◆ Directions for this task
Records follow. Copy every line with "JSON".

## START Information given

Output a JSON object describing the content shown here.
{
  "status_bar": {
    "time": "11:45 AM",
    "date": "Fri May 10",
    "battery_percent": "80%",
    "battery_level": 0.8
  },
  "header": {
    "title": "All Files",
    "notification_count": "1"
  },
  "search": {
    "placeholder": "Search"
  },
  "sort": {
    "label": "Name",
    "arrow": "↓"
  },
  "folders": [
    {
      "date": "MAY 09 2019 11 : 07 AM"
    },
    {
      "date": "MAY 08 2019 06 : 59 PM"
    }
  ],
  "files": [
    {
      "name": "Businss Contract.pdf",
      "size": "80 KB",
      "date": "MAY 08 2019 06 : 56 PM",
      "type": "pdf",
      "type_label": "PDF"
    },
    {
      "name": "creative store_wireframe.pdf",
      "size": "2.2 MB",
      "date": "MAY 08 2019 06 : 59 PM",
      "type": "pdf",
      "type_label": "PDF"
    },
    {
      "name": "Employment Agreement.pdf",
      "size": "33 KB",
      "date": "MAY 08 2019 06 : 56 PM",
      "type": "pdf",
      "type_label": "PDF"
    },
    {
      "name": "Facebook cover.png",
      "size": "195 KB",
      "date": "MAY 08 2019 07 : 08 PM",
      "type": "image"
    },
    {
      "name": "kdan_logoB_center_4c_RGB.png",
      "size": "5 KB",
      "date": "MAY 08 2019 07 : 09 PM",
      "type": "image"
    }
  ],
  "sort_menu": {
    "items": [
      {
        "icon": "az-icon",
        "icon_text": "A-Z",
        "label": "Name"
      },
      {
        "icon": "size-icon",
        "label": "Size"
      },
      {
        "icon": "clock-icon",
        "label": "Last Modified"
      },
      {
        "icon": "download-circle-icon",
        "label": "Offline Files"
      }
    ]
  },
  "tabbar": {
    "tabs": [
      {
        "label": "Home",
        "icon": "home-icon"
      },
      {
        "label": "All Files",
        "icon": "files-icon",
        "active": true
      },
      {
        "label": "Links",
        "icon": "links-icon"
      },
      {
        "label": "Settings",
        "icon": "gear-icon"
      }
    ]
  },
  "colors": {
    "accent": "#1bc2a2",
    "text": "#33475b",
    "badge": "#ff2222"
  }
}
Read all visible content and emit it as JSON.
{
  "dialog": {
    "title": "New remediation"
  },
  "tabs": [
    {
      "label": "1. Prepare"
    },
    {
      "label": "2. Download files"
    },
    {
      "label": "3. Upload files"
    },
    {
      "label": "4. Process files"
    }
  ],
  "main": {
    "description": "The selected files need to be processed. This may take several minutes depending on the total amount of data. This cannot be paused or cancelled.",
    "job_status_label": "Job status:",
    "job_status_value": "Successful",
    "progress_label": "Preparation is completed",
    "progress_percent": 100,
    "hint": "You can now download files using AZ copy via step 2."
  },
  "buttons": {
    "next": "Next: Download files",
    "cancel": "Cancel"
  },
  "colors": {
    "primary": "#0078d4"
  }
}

## END Information given

◆ Expected answer
Output a JSON object describing the content shown here.
Read all visible content and emit it as JSON.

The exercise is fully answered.